Lift every line from the entries that includes the word "modified".
━━━━━━━━━━━━━━━━━━━━━━━━━━━━━━
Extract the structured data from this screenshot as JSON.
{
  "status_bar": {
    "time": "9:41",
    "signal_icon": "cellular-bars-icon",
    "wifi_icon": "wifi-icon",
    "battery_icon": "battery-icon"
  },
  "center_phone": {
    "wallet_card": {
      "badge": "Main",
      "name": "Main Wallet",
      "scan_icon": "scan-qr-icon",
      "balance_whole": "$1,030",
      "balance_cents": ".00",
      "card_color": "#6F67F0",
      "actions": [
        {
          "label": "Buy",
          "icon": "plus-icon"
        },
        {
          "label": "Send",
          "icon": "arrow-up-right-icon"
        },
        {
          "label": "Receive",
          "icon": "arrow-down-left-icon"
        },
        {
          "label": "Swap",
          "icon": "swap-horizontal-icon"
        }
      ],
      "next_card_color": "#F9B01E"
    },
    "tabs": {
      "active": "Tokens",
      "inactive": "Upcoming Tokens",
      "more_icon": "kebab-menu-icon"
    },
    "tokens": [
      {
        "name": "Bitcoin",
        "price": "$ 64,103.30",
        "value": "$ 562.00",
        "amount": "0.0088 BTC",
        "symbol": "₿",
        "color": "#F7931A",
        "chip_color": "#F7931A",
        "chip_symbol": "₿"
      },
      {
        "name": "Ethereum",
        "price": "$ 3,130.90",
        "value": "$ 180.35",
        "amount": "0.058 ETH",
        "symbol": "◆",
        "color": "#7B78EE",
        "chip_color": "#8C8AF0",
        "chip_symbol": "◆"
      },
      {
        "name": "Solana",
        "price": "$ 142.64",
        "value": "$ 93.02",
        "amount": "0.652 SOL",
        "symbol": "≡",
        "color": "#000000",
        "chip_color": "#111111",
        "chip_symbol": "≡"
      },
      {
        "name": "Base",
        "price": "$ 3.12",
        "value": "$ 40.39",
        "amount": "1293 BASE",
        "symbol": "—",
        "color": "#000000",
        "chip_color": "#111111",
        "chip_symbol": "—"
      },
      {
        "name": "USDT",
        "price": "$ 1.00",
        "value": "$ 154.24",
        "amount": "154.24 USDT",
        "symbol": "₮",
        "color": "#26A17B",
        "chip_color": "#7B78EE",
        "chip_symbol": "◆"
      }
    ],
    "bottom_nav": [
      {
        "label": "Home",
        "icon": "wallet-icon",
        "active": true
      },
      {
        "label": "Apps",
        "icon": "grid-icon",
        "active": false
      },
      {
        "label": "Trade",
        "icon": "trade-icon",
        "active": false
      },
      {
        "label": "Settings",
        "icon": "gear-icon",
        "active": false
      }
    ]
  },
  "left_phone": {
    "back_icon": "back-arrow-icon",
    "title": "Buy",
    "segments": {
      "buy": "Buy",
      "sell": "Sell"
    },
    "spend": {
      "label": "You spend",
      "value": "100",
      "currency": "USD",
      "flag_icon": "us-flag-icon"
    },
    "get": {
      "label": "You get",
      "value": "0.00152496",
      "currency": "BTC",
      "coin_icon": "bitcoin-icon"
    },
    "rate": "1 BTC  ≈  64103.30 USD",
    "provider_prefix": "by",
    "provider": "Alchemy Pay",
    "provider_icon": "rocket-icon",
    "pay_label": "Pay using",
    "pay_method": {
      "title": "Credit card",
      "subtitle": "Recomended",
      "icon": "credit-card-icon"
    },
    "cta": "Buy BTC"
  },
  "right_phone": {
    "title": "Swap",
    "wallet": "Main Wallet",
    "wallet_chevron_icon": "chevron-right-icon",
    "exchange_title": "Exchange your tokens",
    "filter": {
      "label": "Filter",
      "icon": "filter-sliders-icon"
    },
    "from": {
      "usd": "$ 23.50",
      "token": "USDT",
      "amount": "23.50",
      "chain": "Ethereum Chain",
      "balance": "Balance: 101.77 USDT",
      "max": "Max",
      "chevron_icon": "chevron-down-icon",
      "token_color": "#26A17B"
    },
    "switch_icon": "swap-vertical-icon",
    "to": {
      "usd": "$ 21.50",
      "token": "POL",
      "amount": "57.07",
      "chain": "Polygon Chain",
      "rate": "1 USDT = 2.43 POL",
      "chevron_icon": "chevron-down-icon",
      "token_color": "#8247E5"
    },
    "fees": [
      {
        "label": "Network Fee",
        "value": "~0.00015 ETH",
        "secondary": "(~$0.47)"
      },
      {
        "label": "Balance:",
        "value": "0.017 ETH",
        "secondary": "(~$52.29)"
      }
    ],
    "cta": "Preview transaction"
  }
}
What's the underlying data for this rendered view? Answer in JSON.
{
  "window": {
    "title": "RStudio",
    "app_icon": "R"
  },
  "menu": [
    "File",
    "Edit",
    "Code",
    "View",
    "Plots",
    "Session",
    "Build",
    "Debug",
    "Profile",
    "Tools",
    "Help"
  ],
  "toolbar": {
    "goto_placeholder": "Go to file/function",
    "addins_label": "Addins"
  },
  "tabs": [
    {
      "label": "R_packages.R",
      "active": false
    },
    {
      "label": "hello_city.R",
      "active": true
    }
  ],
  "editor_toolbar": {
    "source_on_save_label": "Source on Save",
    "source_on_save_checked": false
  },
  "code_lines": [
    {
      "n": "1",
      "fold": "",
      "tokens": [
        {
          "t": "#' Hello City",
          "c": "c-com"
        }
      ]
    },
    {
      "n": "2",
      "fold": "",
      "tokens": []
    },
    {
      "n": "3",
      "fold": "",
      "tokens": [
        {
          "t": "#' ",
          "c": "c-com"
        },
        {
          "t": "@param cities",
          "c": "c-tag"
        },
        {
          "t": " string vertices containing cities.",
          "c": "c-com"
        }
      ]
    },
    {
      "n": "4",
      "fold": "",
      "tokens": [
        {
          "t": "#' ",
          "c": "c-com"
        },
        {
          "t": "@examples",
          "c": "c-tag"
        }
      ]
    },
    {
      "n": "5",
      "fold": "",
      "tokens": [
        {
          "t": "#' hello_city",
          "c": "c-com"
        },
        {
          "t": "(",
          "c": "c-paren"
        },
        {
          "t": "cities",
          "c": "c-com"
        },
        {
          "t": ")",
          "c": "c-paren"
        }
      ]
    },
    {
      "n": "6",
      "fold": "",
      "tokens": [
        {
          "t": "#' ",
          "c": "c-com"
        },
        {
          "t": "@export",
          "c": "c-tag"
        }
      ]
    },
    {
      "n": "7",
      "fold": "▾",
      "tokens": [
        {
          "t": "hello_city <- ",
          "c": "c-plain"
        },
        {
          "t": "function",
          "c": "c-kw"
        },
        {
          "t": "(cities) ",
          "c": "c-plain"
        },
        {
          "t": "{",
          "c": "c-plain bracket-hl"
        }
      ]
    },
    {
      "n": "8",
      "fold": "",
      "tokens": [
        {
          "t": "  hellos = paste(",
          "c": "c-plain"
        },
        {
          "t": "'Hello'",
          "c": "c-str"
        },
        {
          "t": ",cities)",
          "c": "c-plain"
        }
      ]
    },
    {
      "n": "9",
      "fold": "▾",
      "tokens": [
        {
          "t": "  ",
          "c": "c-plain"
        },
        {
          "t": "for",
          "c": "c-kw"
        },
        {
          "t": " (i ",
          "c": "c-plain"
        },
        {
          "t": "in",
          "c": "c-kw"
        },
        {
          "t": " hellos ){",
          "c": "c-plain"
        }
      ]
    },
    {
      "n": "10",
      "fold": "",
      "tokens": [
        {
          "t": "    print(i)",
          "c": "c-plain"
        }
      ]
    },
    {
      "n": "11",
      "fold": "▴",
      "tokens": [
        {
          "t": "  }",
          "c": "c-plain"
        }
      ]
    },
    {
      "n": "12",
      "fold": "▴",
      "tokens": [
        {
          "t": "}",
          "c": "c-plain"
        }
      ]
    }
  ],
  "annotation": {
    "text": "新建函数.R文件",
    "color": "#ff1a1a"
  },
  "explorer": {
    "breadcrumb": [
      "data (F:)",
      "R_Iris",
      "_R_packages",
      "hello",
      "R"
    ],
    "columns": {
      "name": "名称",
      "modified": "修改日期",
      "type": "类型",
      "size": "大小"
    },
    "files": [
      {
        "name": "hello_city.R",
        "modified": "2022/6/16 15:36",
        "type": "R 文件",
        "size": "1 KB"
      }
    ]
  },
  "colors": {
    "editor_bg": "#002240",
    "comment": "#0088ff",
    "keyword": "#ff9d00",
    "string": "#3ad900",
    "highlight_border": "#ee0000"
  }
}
━━━━━━━━━━━━━━━━━━━━━━━━━━━━━━
▶ _Response to this exercise_
      "modified": "修改日期",
        "modified": "2022/6/16 15:36",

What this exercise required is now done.